## begin Dataset excerpts

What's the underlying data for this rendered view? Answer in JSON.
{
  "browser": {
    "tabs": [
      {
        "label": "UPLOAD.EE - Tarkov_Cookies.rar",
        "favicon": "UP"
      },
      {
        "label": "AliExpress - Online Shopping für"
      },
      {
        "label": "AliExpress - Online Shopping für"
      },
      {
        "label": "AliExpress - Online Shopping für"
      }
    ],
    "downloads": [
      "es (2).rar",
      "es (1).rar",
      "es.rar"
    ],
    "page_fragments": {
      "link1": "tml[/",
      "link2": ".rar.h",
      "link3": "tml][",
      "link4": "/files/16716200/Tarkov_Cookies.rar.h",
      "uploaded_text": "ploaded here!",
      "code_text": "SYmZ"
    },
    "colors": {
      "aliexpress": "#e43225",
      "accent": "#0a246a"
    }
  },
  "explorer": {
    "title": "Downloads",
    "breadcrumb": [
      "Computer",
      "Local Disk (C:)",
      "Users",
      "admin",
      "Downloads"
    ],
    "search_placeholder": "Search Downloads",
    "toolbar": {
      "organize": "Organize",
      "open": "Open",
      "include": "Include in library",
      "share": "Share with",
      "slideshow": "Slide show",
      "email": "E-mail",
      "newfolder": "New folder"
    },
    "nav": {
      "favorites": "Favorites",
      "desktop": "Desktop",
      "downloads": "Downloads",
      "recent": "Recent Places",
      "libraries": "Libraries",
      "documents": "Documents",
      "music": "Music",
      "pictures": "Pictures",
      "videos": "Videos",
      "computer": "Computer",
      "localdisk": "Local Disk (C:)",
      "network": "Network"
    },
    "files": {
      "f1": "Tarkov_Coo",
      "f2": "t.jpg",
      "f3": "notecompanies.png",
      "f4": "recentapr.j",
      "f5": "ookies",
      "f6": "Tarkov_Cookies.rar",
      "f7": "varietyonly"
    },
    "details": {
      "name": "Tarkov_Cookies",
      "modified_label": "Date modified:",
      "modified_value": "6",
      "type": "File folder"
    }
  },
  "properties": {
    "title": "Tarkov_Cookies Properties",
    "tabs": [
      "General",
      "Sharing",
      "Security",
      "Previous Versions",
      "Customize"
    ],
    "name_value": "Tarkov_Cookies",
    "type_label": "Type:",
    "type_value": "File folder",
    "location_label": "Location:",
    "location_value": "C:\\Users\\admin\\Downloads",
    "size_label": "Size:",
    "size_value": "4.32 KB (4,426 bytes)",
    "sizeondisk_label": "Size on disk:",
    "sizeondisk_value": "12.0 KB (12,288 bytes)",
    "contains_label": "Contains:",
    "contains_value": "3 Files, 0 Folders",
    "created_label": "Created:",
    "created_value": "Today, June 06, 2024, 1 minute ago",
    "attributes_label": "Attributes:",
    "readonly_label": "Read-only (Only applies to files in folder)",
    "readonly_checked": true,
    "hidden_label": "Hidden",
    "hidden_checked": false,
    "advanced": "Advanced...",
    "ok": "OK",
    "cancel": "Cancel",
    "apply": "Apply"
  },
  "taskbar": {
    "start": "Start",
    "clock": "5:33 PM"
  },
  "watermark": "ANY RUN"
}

## end Dataset excerpts

Return the entries above exactly as they appear.

What's the underlying data for this rendered view? Answer in JSON.
{
  "browser": {
    "tabs": [
      {
        "label": "UPLOAD.EE - Tarkov_Cookies.rar",
        "favicon": "UP"
      },
      {
        "label": "AliExpress - Online Shopping für"
      },
      {
        "label": "AliExpress - Online Shopping für"
      },
      {
        "label": "AliExpress - Online Shopping für"
      }
    ],
    "downloads": [
      "es (2).rar",
      "es (1).rar",
      "es.rar"
    ],
    "page_fragments": {
      "link1": "tml[/",
      "link2": ".rar.h",
      "link3": "tml][",
      "link4": "/files/16716200/Tarkov_Cookies.rar.h",
      "uploaded_text": "ploaded here!",
      "code_text": "SYmZ"
    },
    "colors": {
      "aliexpress": "#e43225",
      "accent": "#0a246a"
    }
  },
  "explorer": {
    "title": "Downloads",
    "breadcrumb": [
      "Computer",
      "Local Disk (C:)",
      "Users",
      "admin",
      "Downloads"
    ],
    "search_placeholder": "Search Downloads",
    "toolbar": {
      "organize": "Organize",
      "open": "Open",
      "include": "Include in library",
      "share": "Share with",
      "slideshow": "Slide show",
      "email": "E-mail",
      "newfolder": "New folder"
    },
    "nav": {
      "favorites": "Favorites",
      "desktop": "Desktop",
      "downloads": "Downloads",
      "recent": "Recent Places",
      "libraries": "Libraries",
      "documents": "Documents",
      "music": "Music",
      "pictures": "Pictures",
      "videos": "Videos",
      "computer": "Computer",
      "localdisk": "Local Disk (C:)",
      "network": "Network"
    },
    "files": {
      "f1": "Tarkov_Coo",
      "f2": "t.jpg",
      "f3": "notecompanies.png",
      "f4": "recentapr.j",
      "f5": "ookies",
      "f6": "Tarkov_Cookies.rar",
      "f7": "varietyonly"
    },
    "details": {
      "name": "Tarkov_Cookies",
      "modified_label": "Date modified:",
      "modified_value": "6",
      "type": "File folder"
    }
  },
  "properties": {
    "title": "Tarkov_Cookies Properties",
    "tabs": [
      "General",
      "Sharing",
      "Security",
      "Previous Versions",
      "Customize"
    ],
    "name_value": "Tarkov_Cookies",
    "type_label": "Type:",
    "type_value": "File folder",
    "location_label": "Location:",
    "location_value": "C:\\Users\\admin\\Downloads",
    "size_label": "Size:",
    "size_value": "4.32 KB (4,426 bytes)",
    "sizeondisk_label": "Size on disk:",
    "sizeondisk_value": "12.0 KB (12,288 bytes)",
    "contains_label": "Contains:",
    "contains_value": "3 Files, 0 Folders",
    "created_label": "Created:",
    "created_value": "Today, June 06, 2024, 1 minute ago",
    "attributes_label": "Attributes:",
    "readonly_label": "Read-only (Only applies to files in folder)",
    "readonly_checked": true,
    "hidden_label": "Hidden",
    "hidden_checked": false,
    "advanced": "Advanced...",
    "ok": "OK",
    "cancel": "Cancel",
    "apply": "Apply"
  },
  "taskbar": {
    "start": "Start",
    "clock": "5:33 PM"
  },
  "watermark": "ANY RUN"
}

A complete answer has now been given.